Text:
# Foggy auto headlights



## Monello

What's the best way to restore them back to new?  Any DIY remedies that work?  Maybe a commercial product that works as advertised.


----------



## RPMDAD

You can try this, this guy seems to know what he is talking about.

https://www.youtube.com/watch?v=UEJbKLZ7RmM


----------



## MADPEBS1

they have some headlight restorers at wally world, used the 3M produce i think on one car and cleaned them up nice, You have to then use UV protectant even more so....


----------



## MADPEBS1

of ya, why'd ya wait till you are on the ROAD ;-)))))))))))))))))))))


----------



## Gilligan

Monello said:


> What's the best way to restore them back to new?  Any DIY remedies that work?  Maybe a commercial product that works as advertised.



I swear by the 3M lens restoration kit....I get them at NAPA. Little more expensive than some other options and requires a hand drill, but the results are very good.


----------



## glhs837

Sons done three sets using two of the $9.99 Turtle Wax kits. Two BMWs from 1998 and 1999, and my 2006 Charger which looked just as bad. Did a great job. The BMWs came out looking as good as new in less than 20 minutes. My Charger never did get as good as the BMWs. I attribute that to the BMW have a better grade of plastic going in.

Listing:
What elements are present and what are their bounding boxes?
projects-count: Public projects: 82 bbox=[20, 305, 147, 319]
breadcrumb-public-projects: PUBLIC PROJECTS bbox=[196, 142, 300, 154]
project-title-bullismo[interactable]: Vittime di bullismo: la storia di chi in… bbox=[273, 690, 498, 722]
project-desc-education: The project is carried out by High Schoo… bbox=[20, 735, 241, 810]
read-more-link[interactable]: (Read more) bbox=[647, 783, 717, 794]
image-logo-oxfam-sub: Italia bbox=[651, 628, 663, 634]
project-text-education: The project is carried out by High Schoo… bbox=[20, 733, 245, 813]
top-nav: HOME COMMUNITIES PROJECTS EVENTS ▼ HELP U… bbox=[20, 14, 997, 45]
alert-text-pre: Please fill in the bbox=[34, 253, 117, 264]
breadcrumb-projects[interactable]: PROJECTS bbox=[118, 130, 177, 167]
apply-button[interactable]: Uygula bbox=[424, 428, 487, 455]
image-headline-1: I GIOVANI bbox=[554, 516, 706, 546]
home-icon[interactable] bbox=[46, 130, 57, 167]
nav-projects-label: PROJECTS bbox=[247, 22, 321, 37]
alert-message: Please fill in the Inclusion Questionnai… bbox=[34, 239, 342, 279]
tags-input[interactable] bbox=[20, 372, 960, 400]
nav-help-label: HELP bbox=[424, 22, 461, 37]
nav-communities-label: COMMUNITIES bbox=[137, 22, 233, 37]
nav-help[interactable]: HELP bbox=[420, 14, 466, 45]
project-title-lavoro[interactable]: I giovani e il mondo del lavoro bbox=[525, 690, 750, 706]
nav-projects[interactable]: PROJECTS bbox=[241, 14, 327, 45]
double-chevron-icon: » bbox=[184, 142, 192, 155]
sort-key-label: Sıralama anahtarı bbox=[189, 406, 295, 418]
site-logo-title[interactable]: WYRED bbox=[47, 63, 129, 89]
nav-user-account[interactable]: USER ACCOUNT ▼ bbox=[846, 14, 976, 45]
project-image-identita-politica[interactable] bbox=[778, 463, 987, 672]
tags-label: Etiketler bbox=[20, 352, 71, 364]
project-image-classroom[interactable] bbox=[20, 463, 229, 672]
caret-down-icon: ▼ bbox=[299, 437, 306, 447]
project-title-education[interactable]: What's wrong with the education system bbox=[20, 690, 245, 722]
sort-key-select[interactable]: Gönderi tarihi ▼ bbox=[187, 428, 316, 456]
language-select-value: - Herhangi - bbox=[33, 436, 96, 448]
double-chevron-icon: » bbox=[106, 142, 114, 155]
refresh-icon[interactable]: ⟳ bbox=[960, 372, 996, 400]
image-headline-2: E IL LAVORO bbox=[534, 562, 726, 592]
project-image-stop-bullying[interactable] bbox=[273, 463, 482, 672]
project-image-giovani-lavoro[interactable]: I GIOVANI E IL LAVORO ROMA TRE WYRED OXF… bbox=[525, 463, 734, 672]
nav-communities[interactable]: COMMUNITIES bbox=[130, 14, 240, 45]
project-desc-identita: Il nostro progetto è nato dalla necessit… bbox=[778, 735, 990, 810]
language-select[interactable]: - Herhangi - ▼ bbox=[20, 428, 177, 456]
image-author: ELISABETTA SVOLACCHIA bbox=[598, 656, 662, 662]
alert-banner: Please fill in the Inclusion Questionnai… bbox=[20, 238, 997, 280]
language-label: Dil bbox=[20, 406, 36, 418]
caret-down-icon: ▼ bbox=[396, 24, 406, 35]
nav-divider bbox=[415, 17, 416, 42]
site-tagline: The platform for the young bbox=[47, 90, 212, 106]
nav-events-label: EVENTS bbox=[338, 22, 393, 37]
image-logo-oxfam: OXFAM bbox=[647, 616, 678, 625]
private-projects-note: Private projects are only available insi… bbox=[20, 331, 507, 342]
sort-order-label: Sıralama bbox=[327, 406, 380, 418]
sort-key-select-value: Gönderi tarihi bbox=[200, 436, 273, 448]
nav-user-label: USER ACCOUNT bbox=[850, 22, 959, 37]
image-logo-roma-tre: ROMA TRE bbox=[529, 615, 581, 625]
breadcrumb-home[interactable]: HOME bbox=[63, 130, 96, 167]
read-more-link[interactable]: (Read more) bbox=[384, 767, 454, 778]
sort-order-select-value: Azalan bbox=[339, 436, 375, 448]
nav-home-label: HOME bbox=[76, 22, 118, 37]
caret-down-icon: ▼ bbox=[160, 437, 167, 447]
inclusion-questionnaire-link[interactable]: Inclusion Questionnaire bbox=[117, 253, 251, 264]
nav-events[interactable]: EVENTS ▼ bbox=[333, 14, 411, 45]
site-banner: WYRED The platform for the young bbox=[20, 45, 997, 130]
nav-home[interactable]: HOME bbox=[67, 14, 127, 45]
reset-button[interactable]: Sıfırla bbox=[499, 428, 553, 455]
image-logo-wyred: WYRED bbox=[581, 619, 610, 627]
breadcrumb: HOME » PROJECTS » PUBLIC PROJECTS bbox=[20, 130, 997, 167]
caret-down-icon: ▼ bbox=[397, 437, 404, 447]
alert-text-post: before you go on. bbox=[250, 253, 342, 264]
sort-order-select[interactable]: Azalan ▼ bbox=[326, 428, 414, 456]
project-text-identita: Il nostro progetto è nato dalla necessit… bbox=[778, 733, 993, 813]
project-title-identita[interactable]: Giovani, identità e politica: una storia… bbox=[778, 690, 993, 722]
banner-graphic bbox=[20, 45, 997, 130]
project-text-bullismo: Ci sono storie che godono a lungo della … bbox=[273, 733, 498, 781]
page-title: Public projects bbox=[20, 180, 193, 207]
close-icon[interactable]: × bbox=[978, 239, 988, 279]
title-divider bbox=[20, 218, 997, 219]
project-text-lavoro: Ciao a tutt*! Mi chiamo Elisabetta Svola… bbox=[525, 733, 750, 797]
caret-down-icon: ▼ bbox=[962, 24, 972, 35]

Requirement 1: In the headlight thread, why did the Charger's headlights never look as good as the BMWs' after the Turtle Wax kit?
Requirement 2: According to the headlight thread, how much did each Turtle Wax kit cost?
The lines play no part in what follows.

Expected answer 1: The poster attributes it to the BMWs having a better grade of plastic to begin with.

Expected answer 2: $9.99